## START SUPPLIED ENTRIES

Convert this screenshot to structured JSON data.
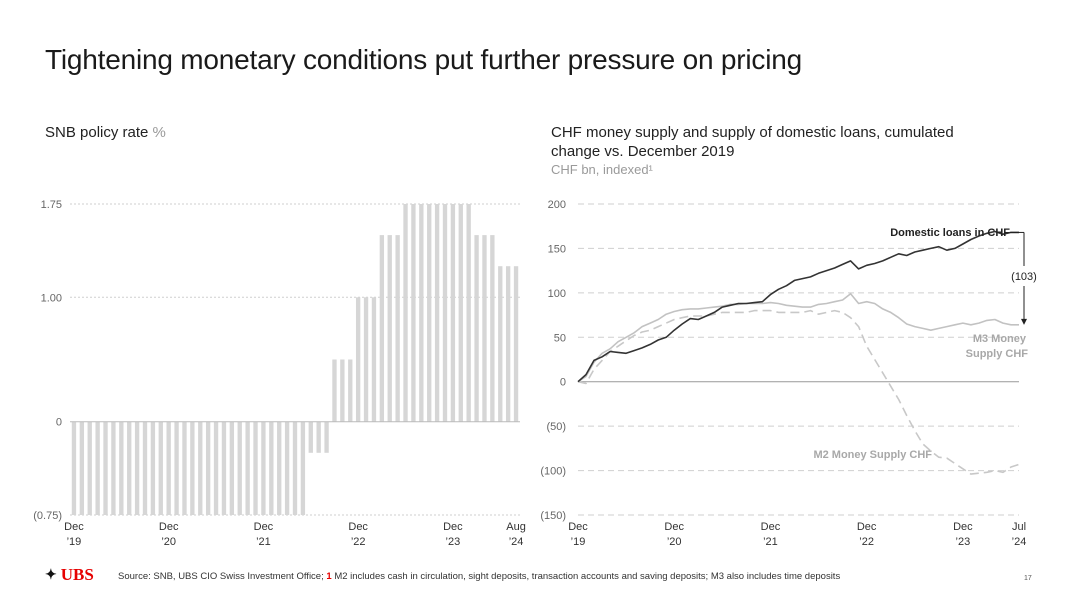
{
  "title": "Tightening monetary conditions put further pressure on pricing",
  "left_title": "SNB policy rate",
  "left_unit": "%",
  "right_title_line1": "CHF money supply and supply of domestic loans, cumulated",
  "right_title_line2": "change vs. December 2019",
  "right_subunit": "CHF bn, indexed¹",
  "logo_text": "UBS",
  "footer": {
    "prefix": "Source: SNB, UBS CIO Swiss Investment Office;",
    "note_marker": "1",
    "note": "M2 includes cash in circulation, sight deposits, transaction accounts and saving deposits; M3 also includes time deposits"
  },
  "page_number": "17",
  "chart_data": [
    {
      "type": "bar",
      "title": "SNB policy rate %",
      "ylim": [
        -0.75,
        1.75
      ],
      "yticks": [
        -0.75,
        0,
        1.0,
        1.75
      ],
      "ytick_labels": [
        "(0.75)",
        "0",
        "1.00",
        "1.75"
      ],
      "grid": true,
      "color": "#d6d6d6",
      "values": [
        -0.75,
        -0.75,
        -0.75,
        -0.75,
        -0.75,
        -0.75,
        -0.75,
        -0.75,
        -0.75,
        -0.75,
        -0.75,
        -0.75,
        -0.75,
        -0.75,
        -0.75,
        -0.75,
        -0.75,
        -0.75,
        -0.75,
        -0.75,
        -0.75,
        -0.75,
        -0.75,
        -0.75,
        -0.75,
        -0.75,
        -0.75,
        -0.75,
        -0.75,
        -0.75,
        -0.25,
        -0.25,
        -0.25,
        0.5,
        0.5,
        0.5,
        1.0,
        1.0,
        1.0,
        1.5,
        1.5,
        1.5,
        1.75,
        1.75,
        1.75,
        1.75,
        1.75,
        1.75,
        1.75,
        1.75,
        1.75,
        1.5,
        1.5,
        1.5,
        1.25,
        1.25,
        1.25
      ],
      "x_tick_labels": [
        {
          "index": 0,
          "line1": "Dec",
          "line2": "’19"
        },
        {
          "index": 12,
          "line1": "Dec",
          "line2": "’20"
        },
        {
          "index": 24,
          "line1": "Dec",
          "line2": "’21"
        },
        {
          "index": 36,
          "line1": "Dec",
          "line2": "’22"
        },
        {
          "index": 48,
          "line1": "Dec",
          "line2": "’23"
        },
        {
          "index": 56,
          "line1": "Aug",
          "line2": "’24"
        }
      ]
    },
    {
      "type": "line",
      "title": "CHF money supply and supply of domestic loans, cumulated change vs. December 2019",
      "ylabel": "CHF bn, indexed",
      "ylim": [
        -150,
        200
      ],
      "yticks": [
        -150,
        -100,
        -50,
        0,
        50,
        100,
        150,
        200
      ],
      "ytick_labels": [
        "(150)",
        "(100)",
        "(50)",
        "0",
        "50",
        "100",
        "150",
        "200"
      ],
      "x_tick_labels": [
        {
          "month": 0,
          "line1": "Dec",
          "line2": "’19"
        },
        {
          "month": 12,
          "line1": "Dec",
          "line2": "’20"
        },
        {
          "month": 24,
          "line1": "Dec",
          "line2": "’21"
        },
        {
          "month": 36,
          "line1": "Dec",
          "line2": "’22"
        },
        {
          "month": 48,
          "line1": "Dec",
          "line2": "’23"
        },
        {
          "month": 55,
          "line1": "Jul",
          "line2": "’24"
        }
      ],
      "series": [
        {
          "name": "Domestic loans in CHF",
          "label": "Domestic loans in CHF",
          "color": "#333333",
          "style": "solid",
          "x": [
            0,
            1,
            2,
            3,
            4,
            5,
            6,
            7,
            8,
            9,
            10,
            11,
            12,
            13,
            14,
            15,
            16,
            17,
            18,
            19,
            20,
            21,
            22,
            23,
            24,
            25,
            26,
            27,
            28,
            29,
            30,
            31,
            32,
            33,
            34,
            35,
            36,
            37,
            38,
            39,
            40,
            41,
            42,
            43,
            44,
            45,
            46,
            47,
            48,
            49,
            50,
            51,
            52,
            53,
            54,
            55
          ],
          "values": [
            0,
            8,
            24,
            28,
            34,
            33,
            32,
            35,
            38,
            42,
            47,
            50,
            58,
            65,
            71,
            70,
            74,
            78,
            84,
            86,
            88,
            88,
            89,
            90,
            98,
            104,
            108,
            114,
            116,
            118,
            122,
            125,
            128,
            132,
            136,
            127,
            131,
            133,
            136,
            140,
            144,
            142,
            146,
            148,
            150,
            152,
            148,
            150,
            155,
            160,
            164,
            167,
            169,
            166,
            168,
            168
          ]
        },
        {
          "name": "M3 Money Supply CHF",
          "label_line1": "M3 Money",
          "label_line2": "Supply CHF",
          "color": "#c2c2c2",
          "style": "solid",
          "x": [
            0,
            1,
            2,
            3,
            4,
            5,
            6,
            7,
            8,
            9,
            10,
            11,
            12,
            13,
            14,
            15,
            16,
            17,
            18,
            19,
            20,
            21,
            22,
            23,
            24,
            25,
            26,
            27,
            28,
            29,
            30,
            31,
            32,
            33,
            34,
            35,
            36,
            37,
            38,
            39,
            40,
            41,
            42,
            43,
            44,
            45,
            46,
            47,
            48,
            49,
            50,
            51,
            52,
            53,
            54,
            55
          ],
          "values": [
            0,
            6,
            22,
            32,
            37,
            45,
            50,
            55,
            62,
            66,
            70,
            76,
            79,
            81,
            82,
            82,
            83,
            84,
            85,
            87,
            87,
            88,
            88,
            88,
            89,
            88,
            86,
            85,
            84,
            84,
            87,
            88,
            90,
            92,
            99,
            88,
            90,
            88,
            82,
            78,
            72,
            65,
            62,
            60,
            58,
            60,
            62,
            64,
            66,
            64,
            66,
            69,
            70,
            66,
            64,
            64
          ]
        },
        {
          "name": "M2 Money Supply CHF",
          "label": "M2 Money Supply CHF",
          "color": "#c8c8c8",
          "style": "dashed",
          "x": [
            0,
            1,
            2,
            3,
            4,
            5,
            6,
            7,
            8,
            9,
            10,
            11,
            12,
            13,
            14,
            15,
            16,
            17,
            18,
            19,
            20,
            21,
            22,
            23,
            24,
            25,
            26,
            27,
            28,
            29,
            30,
            31,
            32,
            33,
            34,
            35,
            36,
            37,
            38,
            39,
            40,
            41,
            42,
            43,
            44,
            45,
            46,
            47,
            48,
            49,
            50,
            51,
            52,
            53,
            54,
            55
          ],
          "values": [
            0,
            -2,
            14,
            24,
            34,
            40,
            46,
            52,
            56,
            58,
            62,
            66,
            70,
            72,
            74,
            74,
            74,
            76,
            78,
            78,
            78,
            78,
            80,
            80,
            80,
            78,
            78,
            78,
            78,
            80,
            76,
            78,
            80,
            78,
            72,
            62,
            40,
            25,
            10,
            -5,
            -20,
            -38,
            -55,
            -70,
            -78,
            -85,
            -86,
            -92,
            -98,
            -104,
            -103,
            -102,
            -100,
            -102,
            -96,
            -93
          ]
        }
      ],
      "annotations": [
        {
          "text": "(103)",
          "between": [
            "Domestic loans in CHF",
            "M3 Money Supply CHF"
          ],
          "month": 55
        }
      ]
    }
  ]
}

## END SUPPLIED ENTRIES

Copy out the records above in full, exactly as written, but not the pictures.

▶ **OUTPUT FOR THIS EXERCISE**:
Convert this screenshot to structured JSON data.
{
  "title": "Tightening monetary conditions put further pressure on pricing",
  "left_title": "SNB policy rate",
  "left_unit": "%",
  "right_title_line1": "CHF money supply and supply of domestic loans, cumulated",
  "right_title_line2": "change vs. December 2019",
  "right_subunit": "CHF bn, indexed¹",
  "logo_text": "UBS",
  "footer": {
    "prefix": "Source: SNB, UBS CIO Swiss Investment Office;",
    "note_marker": "1",
    "note": "M2 includes cash in circulation, sight deposits, transaction accounts and saving deposits; M3 also includes time deposits"
  },
  "page_number": "17",
  "chart_data": [
    {
      "type": "bar",
      "title": "SNB policy rate %",
      "ylim": [
        -0.75,
        1.75
      ],
      "yticks": [
        -0.75,
        0,
        1.0,
        1.75
      ],
      "ytick_labels": [
        "(0.75)",
        "0",
        "1.00",
        "1.75"
      ],
      "grid": true,
      "color": "#d6d6d6",
      "values": [
        -0.75,
        -0.75,
        -0.75,
        -0.75,
        -0.75,
        -0.75,
        -0.75,
        -0.75,
        -0.75,
        -0.75,
        -0.75,
        -0.75,
        -0.75,
        -0.75,
        -0.75,
        -0.75,
        -0.75,
        -0.75,
        -0.75,
        -0.75,
        -0.75,
        -0.75,
        -0.75,
        -0.75,
        -0.75,
        -0.75,
        -0.75,
        -0.75,
        -0.75,
        -0.75,
        -0.25,
        -0.25,
        -0.25,
        0.5,
        0.5,
        0.5,
        1.0,
        1.0,
        1.0,
        1.5,
        1.5,
        1.5,
        1.75,
        1.75,
        1.75,
        1.75,
        1.75,
        1.75,
        1.75,
        1.75,
        1.75,
        1.5,
        1.5,
        1.5,
        1.25,
        1.25,
        1.25
      ],
      "x_tick_labels": [
        {
          "index": 0,
          "line1": "Dec",
          "line2": "’19"
        },
        {
          "index": 12,
          "line1": "Dec",
          "line2": "’20"
        },
        {
          "index": 24,
          "line1": "Dec",
          "line2": "’21"
        },
        {
          "index": 36,
          "line1": "Dec",
          "line2": "’22"
        },
        {
          "index": 48,
          "line1": "Dec",
          "line2": "’23"
        },
        {
          "index": 56,
          "line1": "Aug",
          "line2": "’24"
        }
      ]
    },
    {
      "type": "line",
      "title": "CHF money supply and supply of domestic loans, cumulated change vs. December 2019",
      "ylabel": "CHF bn, indexed",
      "ylim": [
        -150,
        200
      ],
      "yticks": [
        -150,
        -100,
        -50,
        0,
        50,
        100,
        150,
        200
      ],
      "ytick_labels": [
        "(150)",
        "(100)",
        "(50)",
        "0",
        "50",
        "100",
        "150",
        "200"
      ],
      "x_tick_labels": [
        {
          "month": 0,
          "line1": "Dec",
          "line2": "’19"
        },
        {
          "month": 12,
          "line1": "Dec",
          "line2": "’20"
        },
        {
          "month": 24,
          "line1": "Dec",
          "line2": "’21"
        },
        {
          "month": 36,
          "line1": "Dec",
          "line2": "’22"
        },
        {
          "month": 48,
          "line1": "Dec",
          "line2": "’23"
        },
        {
          "month": 55,
          "line1": "Jul",
          "line2": "’24"
        }
      ],
      "series": [
        {
          "name": "Domestic loans in CHF",
          "label": "Domestic loans in CHF",
          "color": "#333333",
          "style": "solid",
          "x": [
            0,
            1,
            2,
            3,
            4,
            5,
            6,
            7,
            8,
            9,
            10,
            11,
            12,
            13,
            14,
            15,
            16,
            17,
            18,
            19,
            20,
            21,
            22,
            23,
            24,
            25,
            26,
            27,
            28,
            29,
            30,
            31,
            32,
            33,
            34,
            35,
            36,
            37,
            38,
            39,
            40,
            41,
            42,
            43,
            44,
            45,
            46,
            47,
            48,
            49,
            50,
            51,
            52,
            53,
            54,
            55
          ],
          "values": [
            0,
            8,
            24,
            28,
            34,
            33,
            32,
            35,
            38,
            42,
            47,
            50,
            58,
            65,
            71,
            70,
            74,
            78,
            84,
            86,
            88,
            88,
            89,
            90,
            98,
            104,
            108,
            114,
            116,
            118,
            122,
            125,
            128,
            132,
            136,
            127,
            131,
            133,
            136,
            140,
            144,
            142,
            146,
            148,
            150,
            152,
            148,
            150,
            155,
            160,
            164,
            167,
            169,
            166,
            168,
            168
          ]
        },
        {
          "name": "M3 Money Supply CHF",
          "label_line1": "M3 Money",
          "label_line2": "Supply CHF",
          "color": "#c2c2c2",
          "style": "solid",
          "x": [
            0,
            1,
            2,
            3,
            4,
            5,
            6,
            7,
            8,
            9,
            10,
            11,
            12,
            13,
            14,
            15,
            16,
            17,
            18,
            19,
            20,
            21,
            22,
            23,
            24,
            25,
            26,
            27,
            28,
            29,
            30,
            31,
            32,
            33,
            34,
            35,
            36,
            37,
            38,
            39,
            40,
            41,
            42,
            43,
            44,
            45,
            46,
            47,
            48,
            49,
            50,
            51,
            52,
            53,
            54,
            55
          ],
          "values": [
            0,
            6,
            22,
            32,
            37,
            45,
            50,
            55,
            62,
            66,
            70,
            76,
            79,
            81,
            82,
            82,
            83,
            84,
            85,
            87,
            87,
            88,
            88,
            88,
            89,
            88,
            86,
            85,
            84,
            84,
            87,
            88,
            90,
            92,
            99,
            88,
            90,
            88,
            82,
            78,
            72,
            65,
            62,
            60,
            58,
            60,
            62,
            64,
            66,
            64,
            66,
            69,
            70,
            66,
            64,
            64
          ]
        },
        {
          "name": "M2 Money Supply CHF",
          "label": "M2 Money Supply CHF",
          "color": "#c8c8c8",
          "style": "dashed",
          "x": [
            0,
            1,
            2,
            3,
            4,
            5,
            6,
            7,
            8,
            9,
            10,
            11,
            12,
            13,
            14,
            15,
            16,
            17,
            18,
            19,
            20,
            21,
            22,
            23,
            24,
            25,
            26,
            27,
            28,
            29,
            30,
            31,
            32,
            33,
            34,
            35,
            36,
            37,
            38,
            39,
            40,
            41,
            42,
            43,
            44,
            45,
            46,
            47,
            48,
            49,
            50,
            51,
            52,
            53,
            54,
            55
          ],
          "values": [
            0,
            -2,
            14,
            24,
            34,
            40,
            46,
            52,
            56,
            58,
            62,
            66,
            70,
            72,
            74,
            74,
            74,
            76,
            78,
            78,
            78,
            78,
            80,
            80,
            80,
            78,
            78,
            78,
            78,
            80,
            76,
            78,
            80,
            78,
            72,
            62,
            40,
            25,
            10,
            -5,
            -20,
            -38,
            -55,
            -70,
            -78,
            -85,
            -86,
            -92,
            -98,
            -104,
            -103,
            -102,
            -100,
            -102,
            -96,
            -93
          ]
        }
      ],
      "annotations": [
        {
          "text": "(103)",
          "between": [
            "Domestic loans in CHF",
            "M3 Money Supply CHF"
          ],
          "month": 55
        }
      ]
    }
  ]
}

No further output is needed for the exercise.